* What you need to do
Copy the data exactly as it appears, and do not include any pictures.

* Data for the task
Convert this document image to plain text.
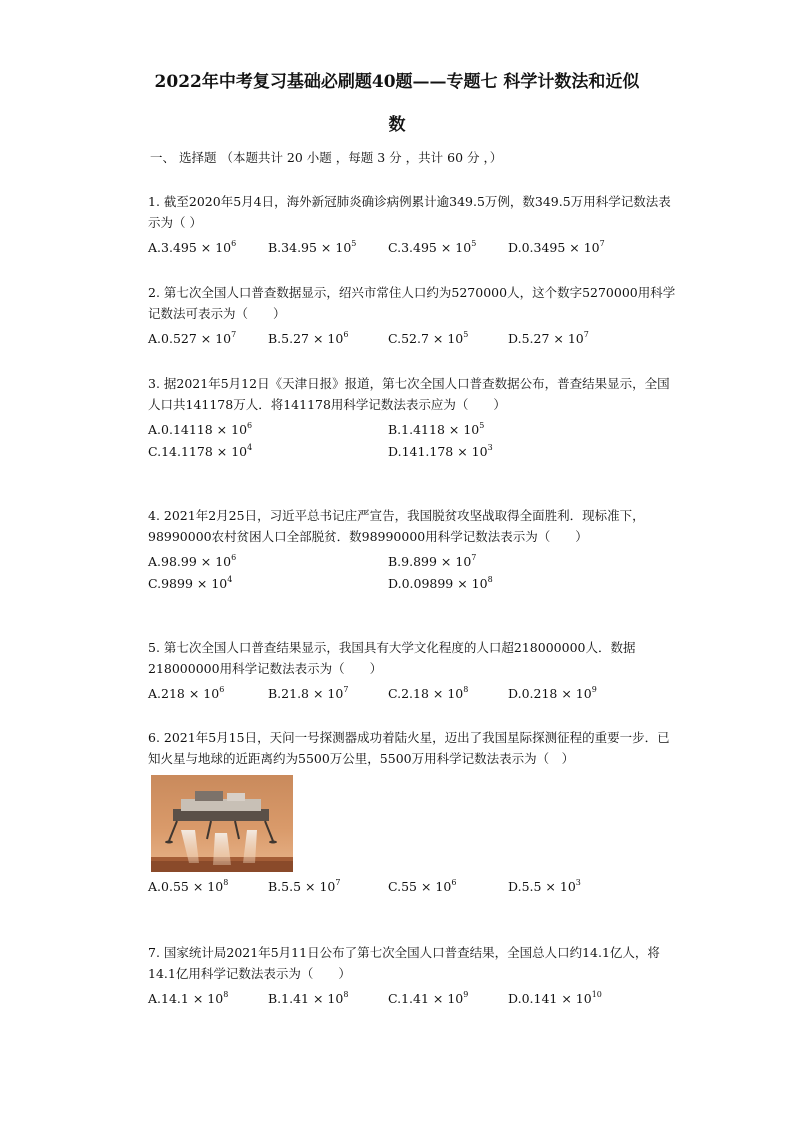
2022年中考复习基础必刷题40题——专题七 科学计数法和近似
数
一、 选择题 （本题共计 20 小题 ，每题 3 分 ，共计 60 分 ，）
1. 截至2020年5月4日，海外新冠肺炎确诊病例累计逾349.5万例，数349.5万用科学记数法表示为（ ）
$A.3.495 \times 10^6$	$B.34.95 \times 10^5$	$C.3.495 \times 10^5$	$D.0.3495 \times 10^7$
2. 第七次全国人口普查数据显示，绍兴市常住人口约为5270000人，这个数字5270000用科学记数法可表示为（　　）
$A.0.527 \times 10^7$	$B.5.27 \times 10^6$	$C.52.7 \times 10^5$	$D.5.27 \times 10^7$
3. 据2021年5月12日《天津日报》报道，第七次全国人口普查数据公布，普查结果显示，全国人口共141178万人．将141178用科学记数法表示应为（　　）
$A.0.14118 \times 10^6$	$B.1.4118 \times 10^5$
$C.14.1178 \times 10^4$	$D.141.178 \times 10^3$
4. 2021年2月25日，习近平总书记庄严宣告，我国脱贫攻坚战取得全面胜利．现标准下，98990000农村贫困人口全部脱贫．数98990000用科学记数法表示为（　　）
$A.98.99 \times 10^6$	$B.9.899 \times 10^7$
$C.9899 \times 10^4$	$D.0.09899 \times 10^8$
5. 第七次全国人口普查结果显示，我国具有大学文化程度的人口超218000000人．数据218000000用科学记数法表示为（　　）
$A.218 \times 10^6$	$B.21.8 \times 10^7$	$C.2.18 \times 10^8$	$D.0.218 \times 10^9$
6. 2021年5月15日，天问一号探测器成功着陆火星，迈出了我国星际探测征程的重要一步．已知火星与地球的近距离约为5500万公里，5500万用科学记数法表示为（　）
$A.0.55 \times 10^8$	$B.5.5 \times 10^7$	$C.55 \times 10^6$	$D.5.5 \times 10^3$
7. 国家统计局2021年5月11日公布了第七次全国人口普查结果，全国总人口约14.1亿人，将14.1亿用科学记数法表示为（　　）
$A.14.1 \times 10^8$	$B.1.41 \times 10^8$	$C.1.41 \times 10^9$	$D.0.141 \times 10^{10}$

* Result
Convert this document image to plain text.
2022年中考复习基础必刷题40题——专题七 科学计数法和近似
数
一、 选择题 （本题共计 20 小题 ，每题 3 分 ，共计 60 分 ，）
1. 截至2020年5月4日，海外新冠肺炎确诊病例累计逾349.5万例，数349.5万用科学记数法表示为（ ）
$A.3.495 \times 10^6$	$B.34.95 \times 10^5$	$C.3.495 \times 10^5$	$D.0.3495 \times 10^7$
2. 第七次全国人口普查数据显示，绍兴市常住人口约为5270000人，这个数字5270000用科学记数法可表示为（　　）
$A.0.527 \times 10^7$	$B.5.27 \times 10^6$	$C.52.7 \times 10^5$	$D.5.27 \times 10^7$
3. 据2021年5月12日《天津日报》报道，第七次全国人口普查数据公布，普查结果显示，全国人口共141178万人．将141178用科学记数法表示应为（　　）
$A.0.14118 \times 10^6$	$B.1.4118 \times 10^5$
$C.14.1178 \times 10^4$	$D.141.178 \times 10^3$
4. 2021年2月25日，习近平总书记庄严宣告，我国脱贫攻坚战取得全面胜利．现标准下，98990000农村贫困人口全部脱贫．数98990000用科学记数法表示为（　　）
$A.98.99 \times 10^6$	$B.9.899 \times 10^7$
$C.9899 \times 10^4$	$D.0.09899 \times 10^8$
5. 第七次全国人口普查结果显示，我国具有大学文化程度的人口超218000000人．数据218000000用科学记数法表示为（　　）
$A.218 \times 10^6$	$B.21.8 \times 10^7$	$C.2.18 \times 10^8$	$D.0.218 \times 10^9$
6. 2021年5月15日，天问一号探测器成功着陆火星，迈出了我国星际探测征程的重要一步．已知火星与地球的近距离约为5500万公里，5500万用科学记数法表示为（　）
$A.0.55 \times 10^8$	$B.5.5 \times 10^7$	$C.55 \times 10^6$	$D.5.5 \times 10^3$
7. 国家统计局2021年5月11日公布了第七次全国人口普查结果，全国总人口约14.1亿人，将14.1亿用科学记数法表示为（　　）
$A.14.1 \times 10^8$	$B.1.41 \times 10^8$	$C.1.41 \times 10^9$	$D.0.141 \times 10^{10}$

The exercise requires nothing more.